[Begin]
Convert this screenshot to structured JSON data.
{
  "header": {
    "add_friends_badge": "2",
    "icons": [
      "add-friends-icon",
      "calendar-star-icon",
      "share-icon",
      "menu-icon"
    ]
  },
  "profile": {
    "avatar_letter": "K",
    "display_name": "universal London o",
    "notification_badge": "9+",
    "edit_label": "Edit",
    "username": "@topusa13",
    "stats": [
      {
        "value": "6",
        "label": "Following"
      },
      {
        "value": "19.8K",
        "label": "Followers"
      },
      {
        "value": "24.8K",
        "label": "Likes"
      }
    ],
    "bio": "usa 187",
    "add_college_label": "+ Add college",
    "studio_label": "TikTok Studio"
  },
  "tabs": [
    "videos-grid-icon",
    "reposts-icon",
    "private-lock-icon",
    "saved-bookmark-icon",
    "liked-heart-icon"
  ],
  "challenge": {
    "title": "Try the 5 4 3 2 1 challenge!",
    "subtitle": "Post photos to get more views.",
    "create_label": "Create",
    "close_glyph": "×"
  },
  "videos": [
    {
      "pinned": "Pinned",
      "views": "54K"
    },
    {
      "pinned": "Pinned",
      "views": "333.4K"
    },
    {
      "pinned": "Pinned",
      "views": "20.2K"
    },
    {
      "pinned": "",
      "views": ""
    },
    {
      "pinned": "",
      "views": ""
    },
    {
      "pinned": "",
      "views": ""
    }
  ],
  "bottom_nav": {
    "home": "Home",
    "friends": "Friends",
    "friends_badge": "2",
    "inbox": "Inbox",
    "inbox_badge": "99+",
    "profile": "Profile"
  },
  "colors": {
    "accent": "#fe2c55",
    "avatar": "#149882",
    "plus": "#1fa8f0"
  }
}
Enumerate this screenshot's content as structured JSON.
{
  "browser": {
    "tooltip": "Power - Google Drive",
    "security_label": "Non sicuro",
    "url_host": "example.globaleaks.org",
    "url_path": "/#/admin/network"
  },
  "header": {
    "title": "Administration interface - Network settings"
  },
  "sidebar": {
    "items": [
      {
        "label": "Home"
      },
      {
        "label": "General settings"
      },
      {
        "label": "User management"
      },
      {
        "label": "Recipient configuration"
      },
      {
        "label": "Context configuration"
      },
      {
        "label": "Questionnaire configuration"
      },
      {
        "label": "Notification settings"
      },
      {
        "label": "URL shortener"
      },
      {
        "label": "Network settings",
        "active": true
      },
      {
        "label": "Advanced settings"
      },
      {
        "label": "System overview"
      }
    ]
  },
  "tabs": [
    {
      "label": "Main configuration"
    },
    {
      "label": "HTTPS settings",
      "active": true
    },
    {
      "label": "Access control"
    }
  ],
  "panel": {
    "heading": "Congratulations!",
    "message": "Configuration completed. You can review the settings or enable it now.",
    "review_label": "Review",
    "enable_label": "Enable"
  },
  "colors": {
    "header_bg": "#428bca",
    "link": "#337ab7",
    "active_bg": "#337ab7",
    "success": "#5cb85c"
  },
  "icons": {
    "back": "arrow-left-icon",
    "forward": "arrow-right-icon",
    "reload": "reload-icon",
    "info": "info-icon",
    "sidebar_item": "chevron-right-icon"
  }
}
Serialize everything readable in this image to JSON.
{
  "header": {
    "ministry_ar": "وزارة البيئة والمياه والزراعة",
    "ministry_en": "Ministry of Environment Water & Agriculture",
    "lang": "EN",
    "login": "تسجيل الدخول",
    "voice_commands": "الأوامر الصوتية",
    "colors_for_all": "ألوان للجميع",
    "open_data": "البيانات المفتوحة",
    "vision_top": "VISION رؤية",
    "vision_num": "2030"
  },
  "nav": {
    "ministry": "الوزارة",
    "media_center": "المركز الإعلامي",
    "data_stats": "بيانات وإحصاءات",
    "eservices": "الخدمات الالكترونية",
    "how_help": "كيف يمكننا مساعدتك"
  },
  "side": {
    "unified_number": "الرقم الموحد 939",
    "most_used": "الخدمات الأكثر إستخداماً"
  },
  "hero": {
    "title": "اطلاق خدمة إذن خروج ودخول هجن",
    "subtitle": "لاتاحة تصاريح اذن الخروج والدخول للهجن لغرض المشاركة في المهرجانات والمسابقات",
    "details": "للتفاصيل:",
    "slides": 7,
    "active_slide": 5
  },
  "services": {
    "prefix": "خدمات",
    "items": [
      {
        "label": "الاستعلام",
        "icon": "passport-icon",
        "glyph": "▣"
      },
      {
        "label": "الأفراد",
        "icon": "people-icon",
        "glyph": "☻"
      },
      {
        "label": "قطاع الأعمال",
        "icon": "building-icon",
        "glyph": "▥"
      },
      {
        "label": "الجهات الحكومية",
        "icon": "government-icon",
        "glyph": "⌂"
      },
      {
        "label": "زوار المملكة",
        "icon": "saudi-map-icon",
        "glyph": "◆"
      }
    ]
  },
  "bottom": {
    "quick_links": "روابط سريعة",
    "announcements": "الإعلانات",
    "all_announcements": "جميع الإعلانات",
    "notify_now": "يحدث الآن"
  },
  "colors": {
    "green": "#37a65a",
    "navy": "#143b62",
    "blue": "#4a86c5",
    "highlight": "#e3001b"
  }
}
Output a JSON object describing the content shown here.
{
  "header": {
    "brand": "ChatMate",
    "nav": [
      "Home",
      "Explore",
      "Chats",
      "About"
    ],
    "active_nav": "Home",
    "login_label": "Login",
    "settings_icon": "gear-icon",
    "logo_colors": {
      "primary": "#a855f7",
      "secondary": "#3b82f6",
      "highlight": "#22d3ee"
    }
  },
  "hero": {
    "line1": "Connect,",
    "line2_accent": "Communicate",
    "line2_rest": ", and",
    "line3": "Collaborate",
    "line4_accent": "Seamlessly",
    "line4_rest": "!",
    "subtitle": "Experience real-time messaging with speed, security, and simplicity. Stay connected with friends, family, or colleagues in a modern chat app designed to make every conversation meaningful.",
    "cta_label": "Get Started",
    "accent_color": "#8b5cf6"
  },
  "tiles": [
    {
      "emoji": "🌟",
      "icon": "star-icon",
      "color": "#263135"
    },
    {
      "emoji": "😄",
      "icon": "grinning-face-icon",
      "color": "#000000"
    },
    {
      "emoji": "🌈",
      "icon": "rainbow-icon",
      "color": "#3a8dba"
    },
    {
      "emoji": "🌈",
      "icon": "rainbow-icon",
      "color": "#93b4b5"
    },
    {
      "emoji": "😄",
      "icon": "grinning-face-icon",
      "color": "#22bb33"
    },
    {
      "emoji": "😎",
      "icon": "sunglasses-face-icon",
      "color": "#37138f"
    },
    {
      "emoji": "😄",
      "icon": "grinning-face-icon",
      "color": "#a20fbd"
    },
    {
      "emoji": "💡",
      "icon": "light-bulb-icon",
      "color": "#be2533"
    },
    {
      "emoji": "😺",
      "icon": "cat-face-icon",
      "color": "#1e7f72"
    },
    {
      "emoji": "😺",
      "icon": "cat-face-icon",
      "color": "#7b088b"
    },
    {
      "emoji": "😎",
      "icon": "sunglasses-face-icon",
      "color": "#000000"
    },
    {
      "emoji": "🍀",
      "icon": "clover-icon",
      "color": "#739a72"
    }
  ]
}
[End]
Your task is to output all of the data above word for word.

Convert this screenshot to structured JSON data.
{
  "header": {
    "add_friends_badge": "2",
    "icons": [
      "add-friends-icon",
      "calendar-star-icon",
      "share-icon",
      "menu-icon"
    ]
  },
  "profile": {
    "avatar_letter": "K",
    "display_name": "universal London o",
    "notification_badge": "9+",
    "edit_label": "Edit",
    "username": "@topusa13",
    "stats": [
      {
        "value": "6",
        "label": "Following"
      },
      {
        "value": "19.8K",
        "label": "Followers"
      },
      {
        "value": "24.8K",
        "label": "Likes"
      }
    ],
    "bio": "usa 187",
    "add_college_label": "+ Add college",
    "studio_label": "TikTok Studio"
  },
  "tabs": [
    "videos-grid-icon",
    "reposts-icon",
    "private-lock-icon",
    "saved-bookmark-icon",
    "liked-heart-icon"
  ],
  "challenge": {
    "title": "Try the 5 4 3 2 1 challenge!",
    "subtitle": "Post photos to get more views.",
    "create_label": "Create",
    "close_glyph": "×"
  },
  "videos": [
    {
      "pinned": "Pinned",
      "views": "54K"
    },
    {
      "pinned": "Pinned",
      "views": "333.4K"
    },
    {
      "pinned": "Pinned",
      "views": "20.2K"
    },
    {
      "pinned": "",
      "views": ""
    },
    {
      "pinned": "",
      "views": ""
    },
    {
      "pinned": "",
      "views": ""
    }
  ],
  "bottom_nav": {
    "home": "Home",
    "friends": "Friends",
    "friends_badge": "2",
    "inbox": "Inbox",
    "inbox_badge": "99+",
    "profile": "Profile"
  },
  "colors": {
    "accent": "#fe2c55",
    "avatar": "#149882",
    "plus": "#1fa8f0"
  }
}
Enumerate this screenshot's content as structured JSON.
{
  "browser": {
    "tooltip": "Power - Google Drive",
    "security_label": "Non sicuro",
    "url_host": "example.globaleaks.org",
    "url_path": "/#/admin/network"
  },
  "header": {
    "title": "Administration interface - Network settings"
  },
  "sidebar": {
    "items": [
      {
        "label": "Home"
      },
      {
        "label": "General settings"
      },
      {
        "label": "User management"
      },
      {
        "label": "Recipient configuration"
      },
      {
        "label": "Context configuration"
      },
      {
        "label": "Questionnaire configuration"
      },
      {
        "label": "Notification settings"
      },
      {
        "label": "URL shortener"
      },
      {
        "label": "Network settings",
        "active": true
      },
      {
        "label": "Advanced settings"
      },
      {
        "label": "System overview"
      }
    ]
  },
  "tabs": [
    {
      "label": "Main configuration"
    },
    {
      "label": "HTTPS settings",
      "active": true
    },
    {
      "label": "Access control"
    }
  ],
  "panel": {
    "heading": "Congratulations!",
    "message": "Configuration completed. You can review the settings or enable it now.",
    "review_label": "Review",
    "enable_label": "Enable"
  },
  "colors": {
    "header_bg": "#428bca",
    "link": "#337ab7",
    "active_bg": "#337ab7",
    "success": "#5cb85c"
  },
  "icons": {
    "back": "arrow-left-icon",
    "forward": "arrow-right-icon",
    "reload": "reload-icon",
    "info": "info-icon",
    "sidebar_item": "chevron-right-icon"
  }
}
Serialize everything readable in this image to JSON.
{
  "header": {
    "ministry_ar": "وزارة البيئة والمياه والزراعة",
    "ministry_en": "Ministry of Environment Water & Agriculture",
    "lang": "EN",
    "login": "تسجيل الدخول",
    "voice_commands": "الأوامر الصوتية",
    "colors_for_all": "ألوان للجميع",
    "open_data": "البيانات المفتوحة",
    "vision_top": "VISION رؤية",
    "vision_num": "2030"
  },
  "nav": {
    "ministry": "الوزارة",
    "media_center": "المركز الإعلامي",
    "data_stats": "بيانات وإحصاءات",
    "eservices": "الخدمات الالكترونية",
    "how_help": "كيف يمكننا مساعدتك"
  },
  "side": {
    "unified_number": "الرقم الموحد 939",
    "most_used": "الخدمات الأكثر إستخداماً"
  },
  "hero": {
    "title": "اطلاق خدمة إذن خروج ودخول هجن",
    "subtitle": "لاتاحة تصاريح اذن الخروج والدخول للهجن لغرض المشاركة في المهرجانات والمسابقات",
    "details": "للتفاصيل:",
    "slides": 7,
    "active_slide": 5
  },
  "services": {
    "prefix": "خدمات",
    "items": [
      {
        "label": "الاستعلام",
        "icon": "passport-icon",
        "glyph": "▣"
      },
      {
        "label": "الأفراد",
        "icon": "people-icon",
        "glyph": "☻"
      },
      {
        "label": "قطاع الأعمال",
        "icon": "building-icon",
        "glyph": "▥"
      },
      {
        "label": "الجهات الحكومية",
        "icon": "government-icon",
        "glyph": "⌂"
      },
      {
        "label": "زوار المملكة",
        "icon": "saudi-map-icon",
        "glyph": "◆"
      }
    ]
  },
  "bottom": {
    "quick_links": "روابط سريعة",
    "announcements": "الإعلانات",
    "all_announcements": "جميع الإعلانات",
    "notify_now": "يحدث الآن"
  },
  "colors": {
    "green": "#37a65a",
    "navy": "#143b62",
    "blue": "#4a86c5",
    "highlight": "#e3001b"
  }
}
Output a JSON object describing the content shown here.
{
  "header": {
    "brand": "ChatMate",
    "nav": [
      "Home",
      "Explore",
      "Chats",
      "About"
    ],
    "active_nav": "Home",
    "login_label": "Login",
    "settings_icon": "gear-icon",
    "logo_colors": {
      "primary": "#a855f7",
      "secondary": "#3b82f6",
      "highlight": "#22d3ee"
    }
  },
  "hero": {
    "line1": "Connect,",
    "line2_accent": "Communicate",
    "line2_rest": ", and",
    "line3": "Collaborate",
    "line4_accent": "Seamlessly",
    "line4_rest": "!",
    "subtitle": "Experience real-time messaging with speed, security, and simplicity. Stay connected with friends, family, or colleagues in a modern chat app designed to make every conversation meaningful.",
    "cta_label": "Get Started",
    "accent_color": "#8b5cf6"
  },
  "tiles": [
    {
      "emoji": "🌟",
      "icon": "star-icon",
      "color": "#263135"
    },
    {
      "emoji": "😄",
      "icon": "grinning-face-icon",
      "color": "#000000"
    },
    {
      "emoji": "🌈",
      "icon": "rainbow-icon",
      "color": "#3a8dba"
    },
    {
      "emoji": "🌈",
      "icon": "rainbow-icon",
      "color": "#93b4b5"
    },
    {
      "emoji": "😄",
      "icon": "grinning-face-icon",
      "color": "#22bb33"
    },
    {
      "emoji": "😎",
      "icon": "sunglasses-face-icon",
      "color": "#37138f"
    },
    {
      "emoji": "😄",
      "icon": "grinning-face-icon",
      "color": "#a20fbd"
    },
    {
      "emoji": "💡",
      "icon": "light-bulb-icon",
      "color": "#be2533"
    },
    {
      "emoji": "😺",
      "icon": "cat-face-icon",
      "color": "#1e7f72"
    },
    {
      "emoji": "😺",
      "icon": "cat-face-icon",
      "color": "#7b088b"
    },
    {
      "emoji": "😎",
      "icon": "sunglasses-face-icon",
      "color": "#000000"
    },
    {
      "emoji": "🍀",
      "icon": "clover-icon",
      "color": "#739a72"
    }
  ]
}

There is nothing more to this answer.